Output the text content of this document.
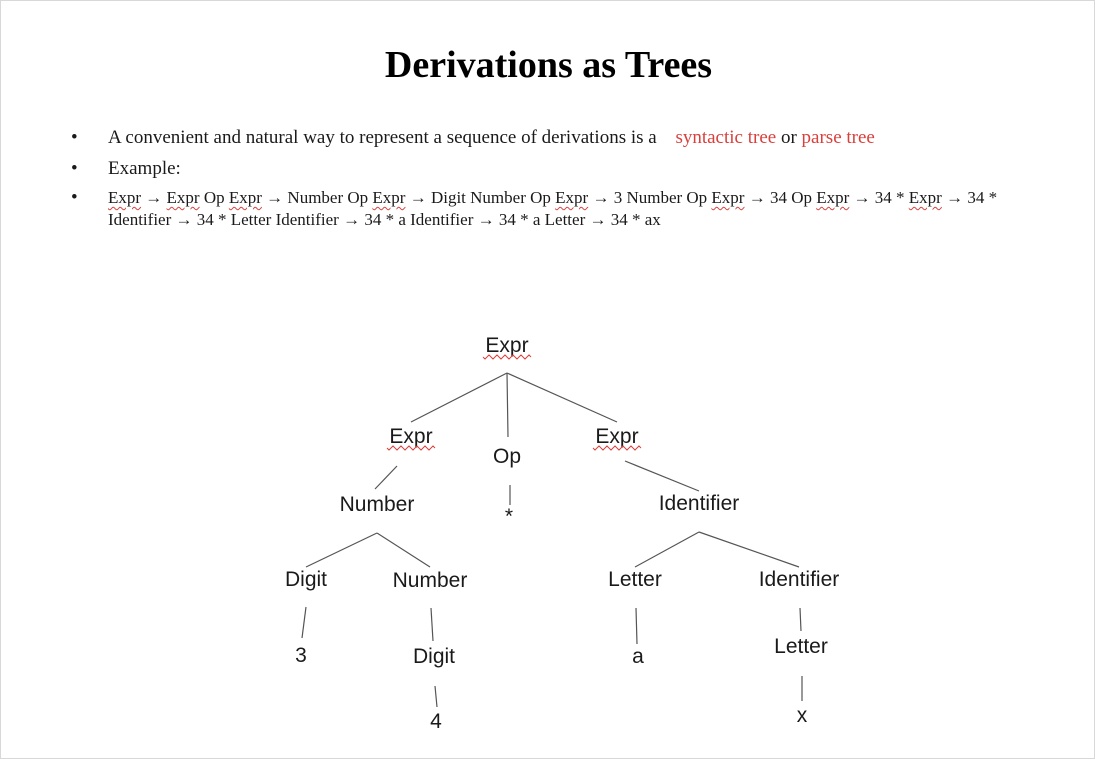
Derivations as Trees
• A convenient and natural way to represent a sequence of derivations is a syntactic tree or parse tree
• Example:
• Expr → Expr Op Expr → Number Op Expr → Digit Number Op Expr → 3 Number Op Expr → 34 Op Expr → 34 * Expr → 34 * Identifier → 34 * Letter Identifier → 34 * a Identifier → 34 * a Letter → 34 * ax
Expr
Expr
Op
Expr
Number
*
Identifier
Digit	Number	Letter	Identifier
3	Digit	a	Letter
4	x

:: TASK REQUIREMENTS ::
Reproduce the records verbatim, omitting all images they contain.

:: EXPECTED ANSWER ::
Output the text content of this document.
Derivations as Trees
• A convenient and natural way to represent a sequence of derivations is a syntactic tree or parse tree
• Example:
• Expr → Expr Op Expr → Number Op Expr → Digit Number Op Expr → 3 Number Op Expr → 34 Op Expr → 34 * Expr → 34 * Identifier → 34 * Letter Identifier → 34 * a Identifier → 34 * a Letter → 34 * ax
Expr
Expr
Op
Expr
Number
*
Identifier
Digit	Number	Letter	Identifier
3	Digit	a	Letter
4	x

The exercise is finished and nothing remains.